Show every line where "Name" occurs.

─── Extracted entries ───

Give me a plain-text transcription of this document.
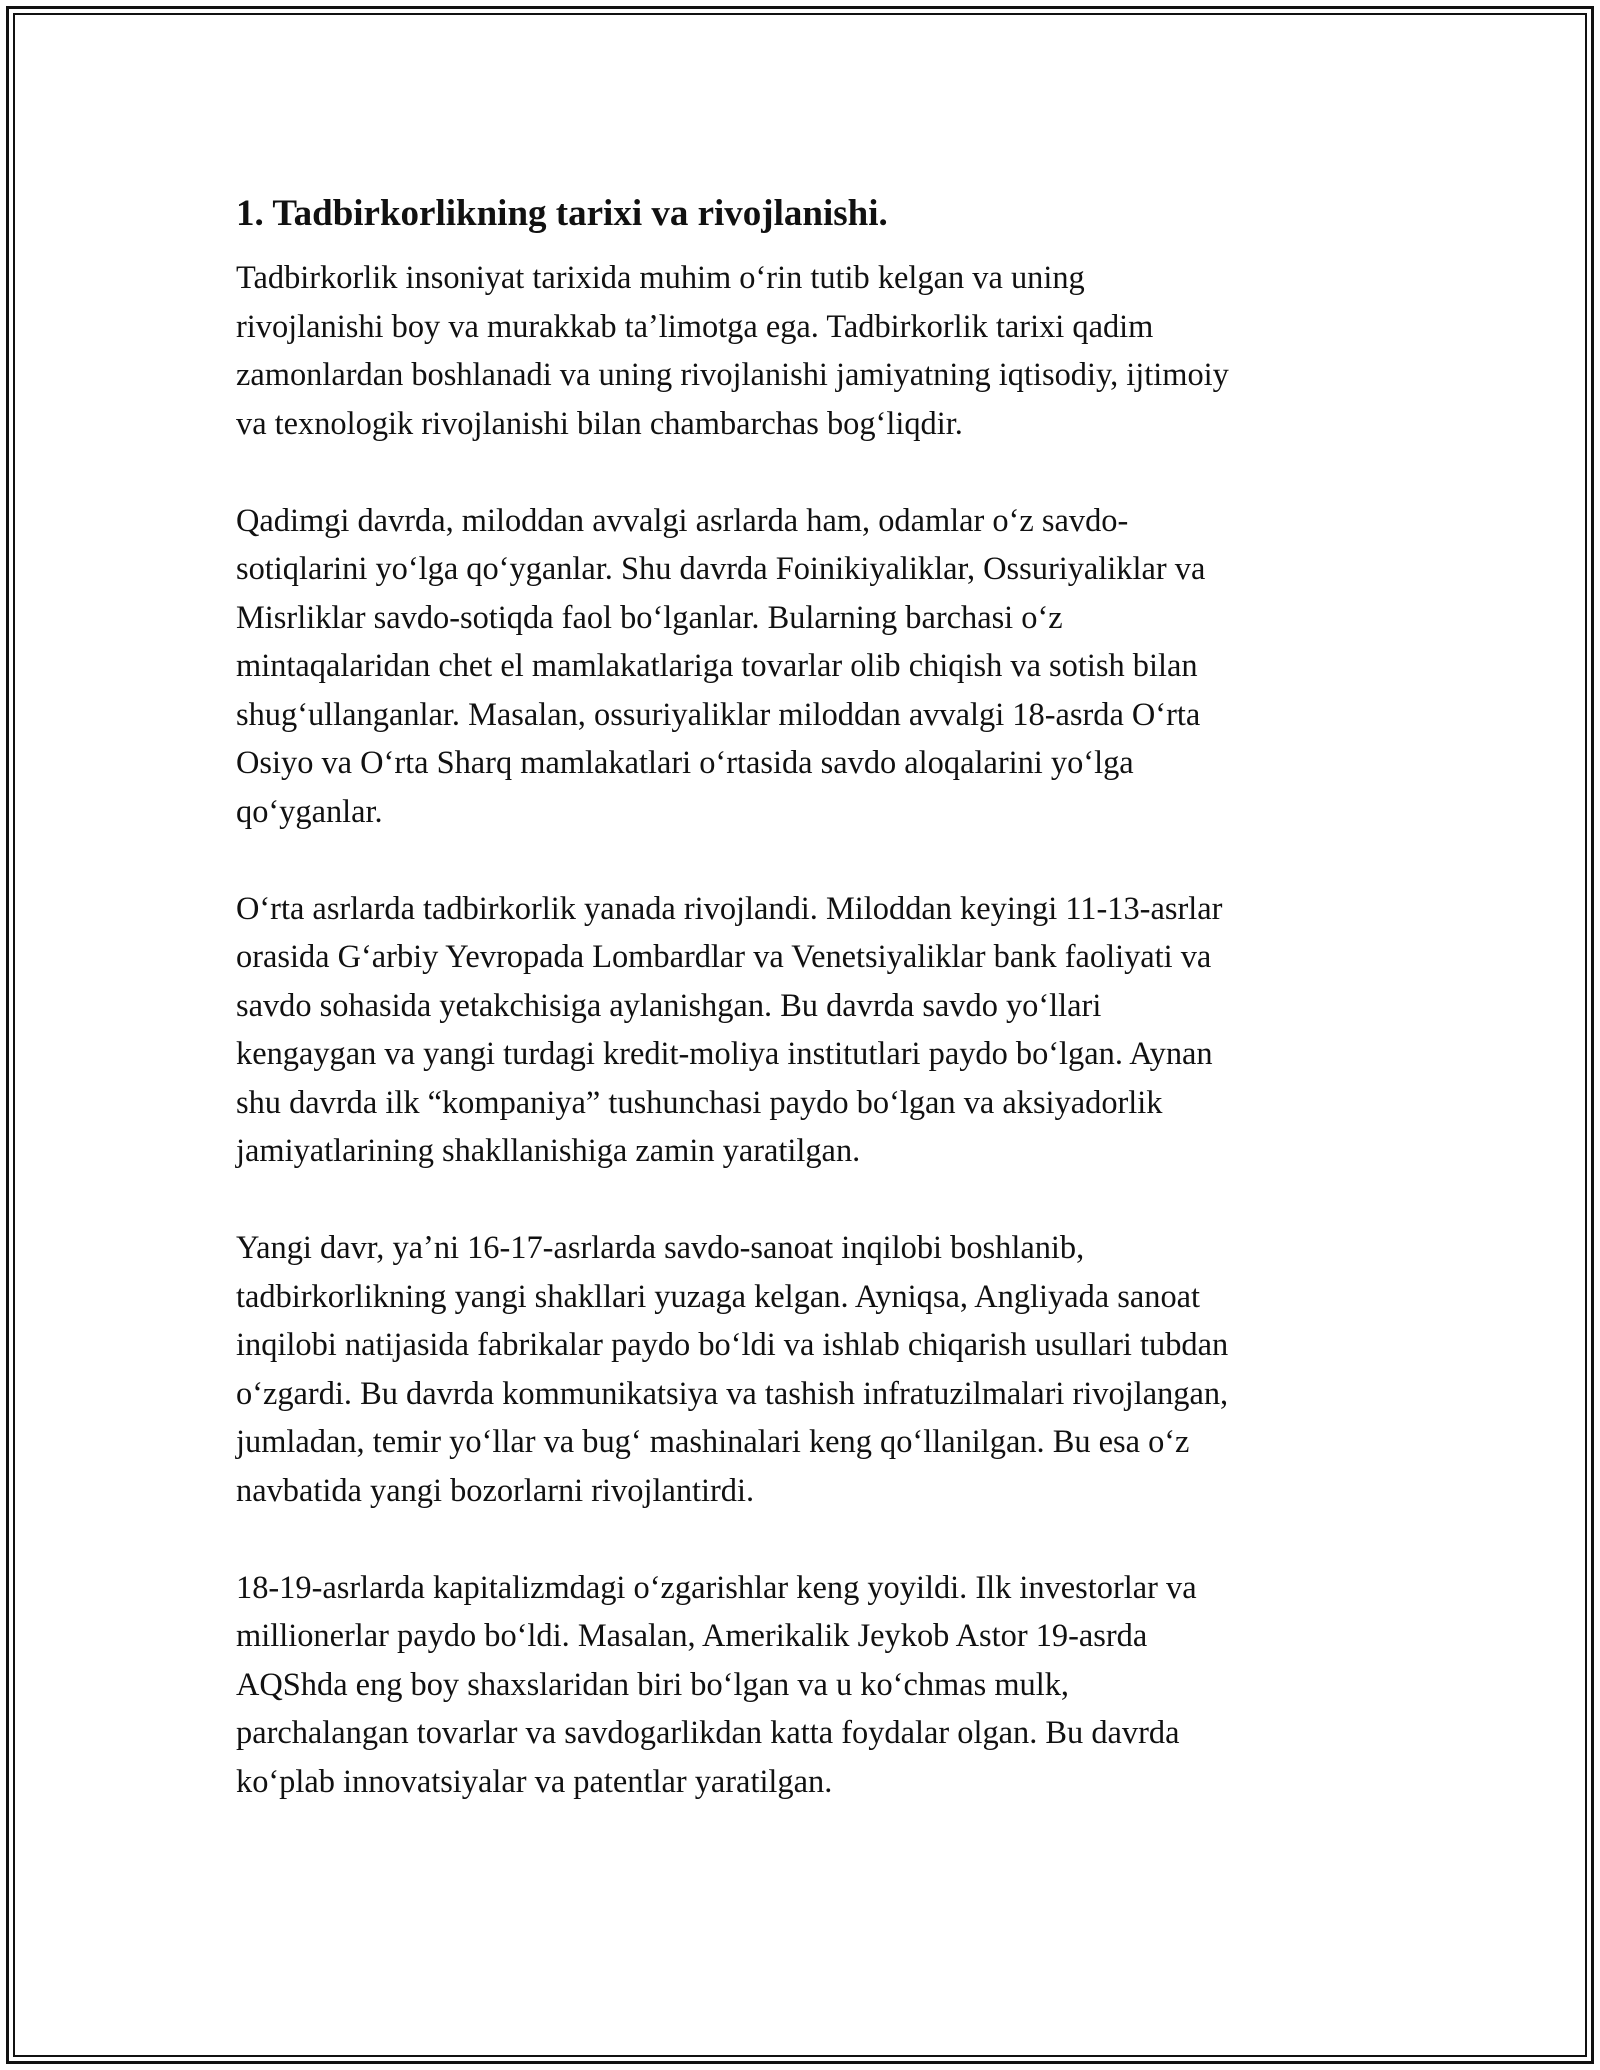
1. Tadbirkorlikning tarixi va rivojlanishi.

Tadbirkorlik insoniyat tarixida muhim oʻrin tutib kelgan va uning
rivojlanishi boy va murakkab taʼlimotga ega. Tadbirkorlik tarixi qadim
zamonlardan boshlanadi va uning rivojlanishi jamiyatning iqtisodiy, ijtimoiy
va texnologik rivojlanishi bilan chambarchas bogʻliqdir.

Qadimgi davrda, miloddan avvalgi asrlarda ham, odamlar oʻz savdo-
sotiqlarini yoʻlga qoʻyganlar. Shu davrda Foinikiyaliklar, Ossuriyaliklar va
Misrliklar savdo-sotiqda faol boʻlganlar. Bularning barchasi oʻz
mintaqalaridan chet el mamlakatlariga tovarlar olib chiqish va sotish bilan
shugʻullanganlar. Masalan, ossuriyaliklar miloddan avvalgi 18-asrda Oʻrta
Osiyo va Oʻrta Sharq mamlakatlari oʻrtasida savdo aloqalarini yoʻlga
qoʻyganlar.

Oʻrta asrlarda tadbirkorlik yanada rivojlandi. Miloddan keyingi 11-13-asrlar
orasida Gʻarbiy Yevropada Lombardlar va Venetsiyaliklar bank faoliyati va
savdo sohasida yetakchisiga aylanishgan. Bu davrda savdo yoʻllari
kengaygan va yangi turdagi kredit-moliya institutlari paydo boʻlgan. Aynan
shu davrda ilk “kompaniya” tushunchasi paydo boʻlgan va aksiyadorlik
jamiyatlarining shakllanishiga zamin yaratilgan.

Yangi davr, yaʼni 16-17-asrlarda savdo-sanoat inqilobi boshlanib,
tadbirkorlikning yangi shakllari yuzaga kelgan. Ayniqsa, Angliyada sanoat
inqilobi natijasida fabrikalar paydo boʻldi va ishlab chiqarish usullari tubdan
oʻzgardi. Bu davrda kommunikatsiya va tashish infratuzilmalari rivojlangan,
jumladan, temir yoʻllar va bugʻ mashinalari keng qoʻllanilgan. Bu esa oʻz
navbatida yangi bozorlarni rivojlantirdi.

18-19-asrlarda kapitalizmdagi oʻzgarishlar keng yoyildi. Ilk investorlar va
millionerlar paydo boʻldi. Masalan, Amerikalik Jeykob Astor 19-asrda
AQShda eng boy shaxslaridan biri boʻlgan va u koʻchmas mulk,
parchalangan tovarlar va savdogarlikdan katta foydalar olgan. Bu davrda
koʻplab innovatsiyalar va patentlar yaratilgan.
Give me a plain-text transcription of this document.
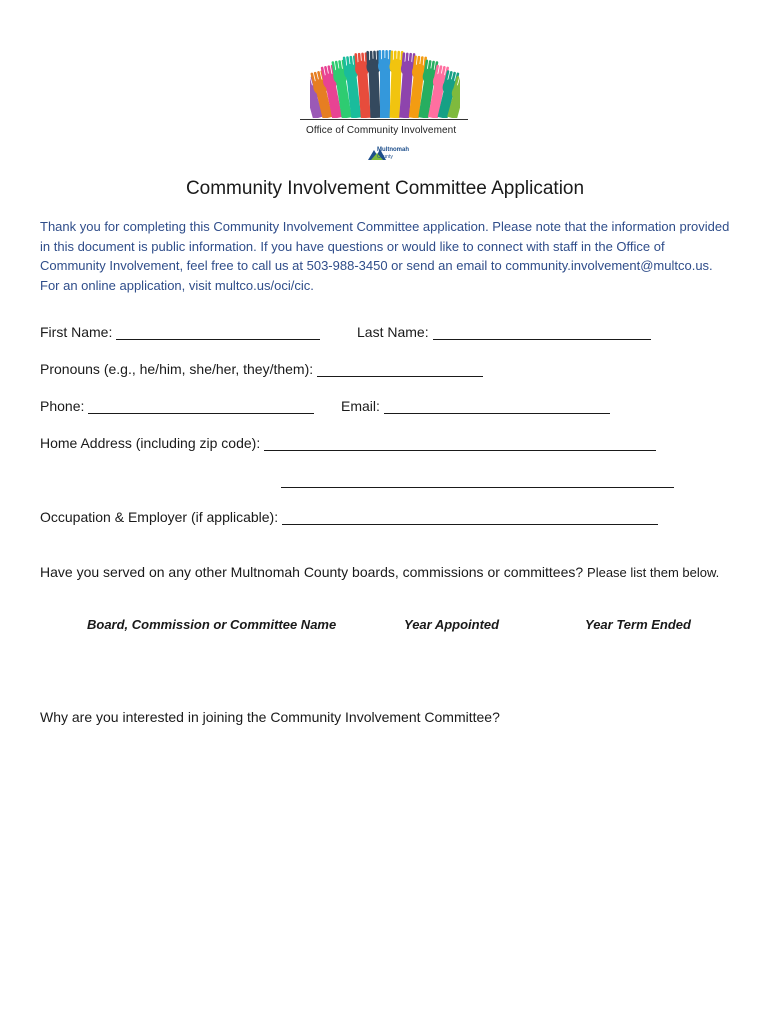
Office of Community Involvement
Multnomah
County
Community Involvement Committee Application
Thank you for completing this Community Involvement Committee application. Please note that the information provided in this document is public information. If you have questions or would like to connect with staff in the Office of Community Involvement, feel free to call us at 503-988-3450 or send an email to community.involvement@multco.us. For an online application, visit multco.us/oci/cic.
First Name:	Last Name:
Pronouns (e.g., he/him, she/her, they/them):
Phone:	Email:
Home Address (including zip code):
Occupation & Employer (if applicable):
Have you served on any other Multnomah County boards, commissions or committees? Please list them below.
Board, Commission or Committee Name	Year Appointed	Year Term Ended
Why are you interested in joining the Community Involvement Committee?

───

- [The output]
First Name:	Last Name:
Board, Commission or Committee Name	Year Appointed	Year Term Ended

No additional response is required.